DATA SUPPLIED section start

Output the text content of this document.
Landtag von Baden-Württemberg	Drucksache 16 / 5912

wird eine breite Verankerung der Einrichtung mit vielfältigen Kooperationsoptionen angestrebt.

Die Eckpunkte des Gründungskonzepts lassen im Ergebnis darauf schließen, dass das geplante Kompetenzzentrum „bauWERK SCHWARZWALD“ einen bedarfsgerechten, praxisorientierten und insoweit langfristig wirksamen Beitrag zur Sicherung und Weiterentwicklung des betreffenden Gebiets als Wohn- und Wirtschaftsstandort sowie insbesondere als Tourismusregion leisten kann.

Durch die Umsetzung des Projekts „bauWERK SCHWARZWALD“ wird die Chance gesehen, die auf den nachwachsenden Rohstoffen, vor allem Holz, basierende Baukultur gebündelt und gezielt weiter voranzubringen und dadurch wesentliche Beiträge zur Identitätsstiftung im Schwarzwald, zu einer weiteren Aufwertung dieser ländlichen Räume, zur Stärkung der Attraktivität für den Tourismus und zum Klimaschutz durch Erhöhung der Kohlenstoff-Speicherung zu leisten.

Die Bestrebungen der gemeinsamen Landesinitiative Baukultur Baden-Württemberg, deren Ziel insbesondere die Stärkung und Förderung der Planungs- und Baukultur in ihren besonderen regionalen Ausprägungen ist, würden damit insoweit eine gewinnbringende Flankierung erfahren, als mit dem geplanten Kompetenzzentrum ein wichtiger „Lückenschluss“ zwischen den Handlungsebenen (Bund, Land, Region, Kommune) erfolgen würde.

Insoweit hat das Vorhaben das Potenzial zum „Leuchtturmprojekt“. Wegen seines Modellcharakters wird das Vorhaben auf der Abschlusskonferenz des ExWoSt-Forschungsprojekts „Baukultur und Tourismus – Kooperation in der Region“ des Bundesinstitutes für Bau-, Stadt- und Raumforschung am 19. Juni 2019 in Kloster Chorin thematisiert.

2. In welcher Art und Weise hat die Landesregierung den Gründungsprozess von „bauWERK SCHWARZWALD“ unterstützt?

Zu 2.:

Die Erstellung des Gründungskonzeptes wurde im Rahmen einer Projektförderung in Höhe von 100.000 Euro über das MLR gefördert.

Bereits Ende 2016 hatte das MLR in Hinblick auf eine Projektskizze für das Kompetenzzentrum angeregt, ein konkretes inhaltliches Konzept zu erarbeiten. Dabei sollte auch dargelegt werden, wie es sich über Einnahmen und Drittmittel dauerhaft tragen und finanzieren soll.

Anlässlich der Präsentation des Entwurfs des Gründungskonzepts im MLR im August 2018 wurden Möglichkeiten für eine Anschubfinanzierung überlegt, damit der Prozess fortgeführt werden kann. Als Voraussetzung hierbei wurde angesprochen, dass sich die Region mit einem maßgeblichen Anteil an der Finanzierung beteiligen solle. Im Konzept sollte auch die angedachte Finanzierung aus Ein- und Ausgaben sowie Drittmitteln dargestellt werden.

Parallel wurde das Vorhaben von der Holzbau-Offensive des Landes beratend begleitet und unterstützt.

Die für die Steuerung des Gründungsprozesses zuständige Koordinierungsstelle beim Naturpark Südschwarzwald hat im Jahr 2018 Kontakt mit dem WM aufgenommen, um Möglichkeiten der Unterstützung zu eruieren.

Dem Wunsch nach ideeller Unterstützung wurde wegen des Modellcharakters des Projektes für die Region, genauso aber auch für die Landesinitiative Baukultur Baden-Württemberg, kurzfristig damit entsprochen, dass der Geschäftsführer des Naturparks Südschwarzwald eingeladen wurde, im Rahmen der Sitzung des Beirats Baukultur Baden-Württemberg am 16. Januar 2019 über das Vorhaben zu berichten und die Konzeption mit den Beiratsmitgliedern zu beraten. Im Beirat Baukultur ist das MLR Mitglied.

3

DATA SUPPLIED section end
DATA SUPPLIED section start

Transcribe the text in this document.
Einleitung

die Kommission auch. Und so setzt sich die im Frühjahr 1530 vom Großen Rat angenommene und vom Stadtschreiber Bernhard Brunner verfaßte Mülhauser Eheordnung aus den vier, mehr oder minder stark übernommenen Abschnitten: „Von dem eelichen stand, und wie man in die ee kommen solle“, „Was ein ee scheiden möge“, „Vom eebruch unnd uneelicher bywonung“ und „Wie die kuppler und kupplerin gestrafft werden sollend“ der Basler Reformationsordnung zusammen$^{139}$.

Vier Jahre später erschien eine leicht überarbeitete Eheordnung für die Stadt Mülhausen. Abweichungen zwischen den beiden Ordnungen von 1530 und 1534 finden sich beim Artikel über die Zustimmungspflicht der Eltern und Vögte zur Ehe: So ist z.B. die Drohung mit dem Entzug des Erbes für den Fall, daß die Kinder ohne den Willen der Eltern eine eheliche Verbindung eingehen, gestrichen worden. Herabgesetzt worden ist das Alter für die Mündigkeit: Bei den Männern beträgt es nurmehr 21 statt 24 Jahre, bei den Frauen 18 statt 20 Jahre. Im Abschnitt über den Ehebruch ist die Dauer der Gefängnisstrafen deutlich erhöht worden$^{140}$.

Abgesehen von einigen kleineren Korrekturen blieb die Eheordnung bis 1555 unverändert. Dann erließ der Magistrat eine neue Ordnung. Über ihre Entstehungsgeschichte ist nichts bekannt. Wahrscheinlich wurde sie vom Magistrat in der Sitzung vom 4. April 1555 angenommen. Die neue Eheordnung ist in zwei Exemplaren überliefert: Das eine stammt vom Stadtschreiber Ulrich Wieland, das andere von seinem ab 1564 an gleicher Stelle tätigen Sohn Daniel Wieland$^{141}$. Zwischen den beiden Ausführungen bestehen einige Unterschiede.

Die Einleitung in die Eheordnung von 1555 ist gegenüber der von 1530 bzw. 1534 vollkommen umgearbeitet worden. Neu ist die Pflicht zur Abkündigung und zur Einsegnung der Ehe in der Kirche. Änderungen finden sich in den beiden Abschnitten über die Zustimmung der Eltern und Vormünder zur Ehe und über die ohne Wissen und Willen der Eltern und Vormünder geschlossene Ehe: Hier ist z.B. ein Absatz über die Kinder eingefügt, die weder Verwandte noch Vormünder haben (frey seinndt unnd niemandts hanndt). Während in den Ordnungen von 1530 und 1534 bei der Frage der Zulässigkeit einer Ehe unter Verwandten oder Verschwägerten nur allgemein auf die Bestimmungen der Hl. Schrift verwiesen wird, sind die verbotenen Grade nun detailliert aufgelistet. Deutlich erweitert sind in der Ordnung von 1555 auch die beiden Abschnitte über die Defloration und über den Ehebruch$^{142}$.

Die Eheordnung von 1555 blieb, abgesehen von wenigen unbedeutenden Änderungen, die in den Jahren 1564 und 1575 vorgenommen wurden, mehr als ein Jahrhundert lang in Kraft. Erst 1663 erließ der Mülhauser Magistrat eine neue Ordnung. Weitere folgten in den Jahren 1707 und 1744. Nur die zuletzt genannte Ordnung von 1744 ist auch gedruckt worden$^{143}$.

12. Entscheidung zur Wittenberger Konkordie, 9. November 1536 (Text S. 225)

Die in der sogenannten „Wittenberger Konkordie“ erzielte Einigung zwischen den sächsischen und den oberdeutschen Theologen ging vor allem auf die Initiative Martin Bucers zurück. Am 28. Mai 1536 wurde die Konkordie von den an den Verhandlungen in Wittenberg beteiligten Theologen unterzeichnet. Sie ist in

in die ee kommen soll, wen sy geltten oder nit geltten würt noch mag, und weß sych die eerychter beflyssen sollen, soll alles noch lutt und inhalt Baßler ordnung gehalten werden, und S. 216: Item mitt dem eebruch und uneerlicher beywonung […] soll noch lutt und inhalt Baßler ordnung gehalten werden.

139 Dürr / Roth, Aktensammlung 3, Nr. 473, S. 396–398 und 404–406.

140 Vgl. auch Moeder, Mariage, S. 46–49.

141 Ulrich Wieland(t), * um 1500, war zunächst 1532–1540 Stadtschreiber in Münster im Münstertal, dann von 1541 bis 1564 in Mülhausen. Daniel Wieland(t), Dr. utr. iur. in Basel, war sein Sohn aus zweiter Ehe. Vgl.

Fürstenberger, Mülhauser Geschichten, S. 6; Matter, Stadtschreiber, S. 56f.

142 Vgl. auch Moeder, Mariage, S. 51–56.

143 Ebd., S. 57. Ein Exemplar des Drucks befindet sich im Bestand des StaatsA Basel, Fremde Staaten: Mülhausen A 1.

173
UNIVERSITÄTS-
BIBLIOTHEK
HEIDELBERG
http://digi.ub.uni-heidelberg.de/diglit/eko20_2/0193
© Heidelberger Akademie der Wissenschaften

DATA SUPPLIED section end

:: EXERCISE OBJECTIVE ::
Give only the number of lines in the data that include the string "neue".

:: TASK RESPONSE ::
2